Where a line below holds the string "document", copy that line.
--- MATERIAL TO PROCESS ---
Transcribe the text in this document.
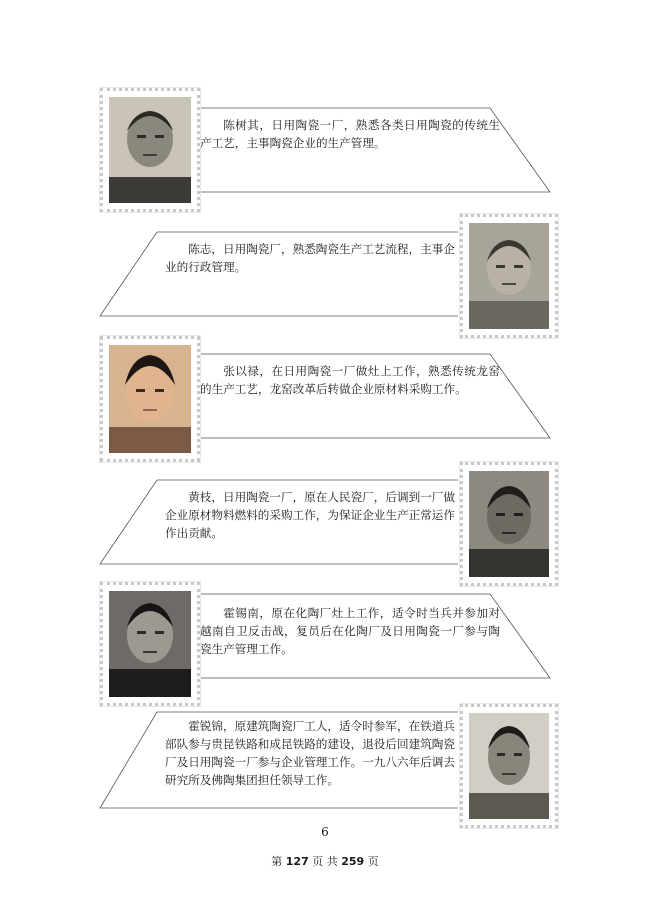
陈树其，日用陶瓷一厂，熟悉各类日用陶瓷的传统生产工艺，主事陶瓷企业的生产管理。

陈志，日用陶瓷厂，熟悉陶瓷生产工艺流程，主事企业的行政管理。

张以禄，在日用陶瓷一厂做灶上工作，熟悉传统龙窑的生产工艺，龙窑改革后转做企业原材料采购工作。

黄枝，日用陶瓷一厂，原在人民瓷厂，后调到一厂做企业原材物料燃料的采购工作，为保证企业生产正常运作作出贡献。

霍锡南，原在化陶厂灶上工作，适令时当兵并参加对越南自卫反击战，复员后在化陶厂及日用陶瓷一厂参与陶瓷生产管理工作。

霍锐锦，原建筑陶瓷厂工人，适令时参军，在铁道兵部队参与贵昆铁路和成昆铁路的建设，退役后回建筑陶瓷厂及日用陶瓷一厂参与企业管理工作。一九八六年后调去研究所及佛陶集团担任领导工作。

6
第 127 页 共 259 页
---
--- MATERIAL TO PROCESS ---
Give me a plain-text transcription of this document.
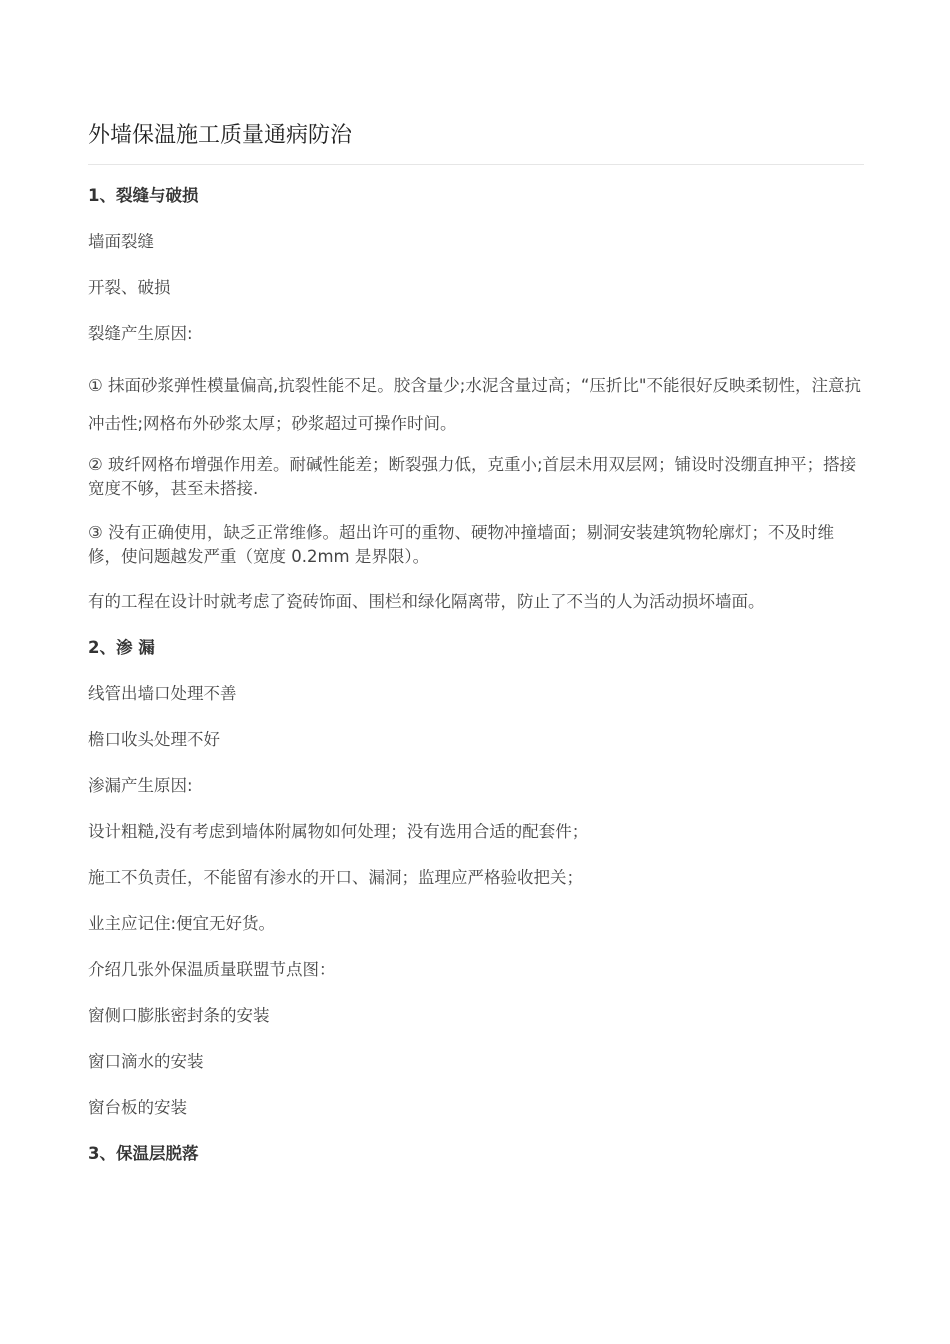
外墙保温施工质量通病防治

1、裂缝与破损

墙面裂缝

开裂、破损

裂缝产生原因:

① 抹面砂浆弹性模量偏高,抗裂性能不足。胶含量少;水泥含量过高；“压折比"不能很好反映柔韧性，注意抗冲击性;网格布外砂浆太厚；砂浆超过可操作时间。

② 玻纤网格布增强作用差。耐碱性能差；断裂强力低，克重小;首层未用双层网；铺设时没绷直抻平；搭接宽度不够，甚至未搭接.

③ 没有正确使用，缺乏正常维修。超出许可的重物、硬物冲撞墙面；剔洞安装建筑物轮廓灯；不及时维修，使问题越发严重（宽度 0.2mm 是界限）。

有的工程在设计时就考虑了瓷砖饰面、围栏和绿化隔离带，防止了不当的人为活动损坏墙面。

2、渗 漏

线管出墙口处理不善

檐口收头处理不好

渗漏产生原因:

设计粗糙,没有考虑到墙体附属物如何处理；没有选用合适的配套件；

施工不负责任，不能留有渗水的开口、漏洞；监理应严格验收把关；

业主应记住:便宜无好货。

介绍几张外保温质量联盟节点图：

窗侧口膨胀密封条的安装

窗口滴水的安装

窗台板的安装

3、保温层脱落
---
**OUTPUT OF THE EXERCISE**
Transcribe the text in this document.
Give me a plain-text transcription of this document.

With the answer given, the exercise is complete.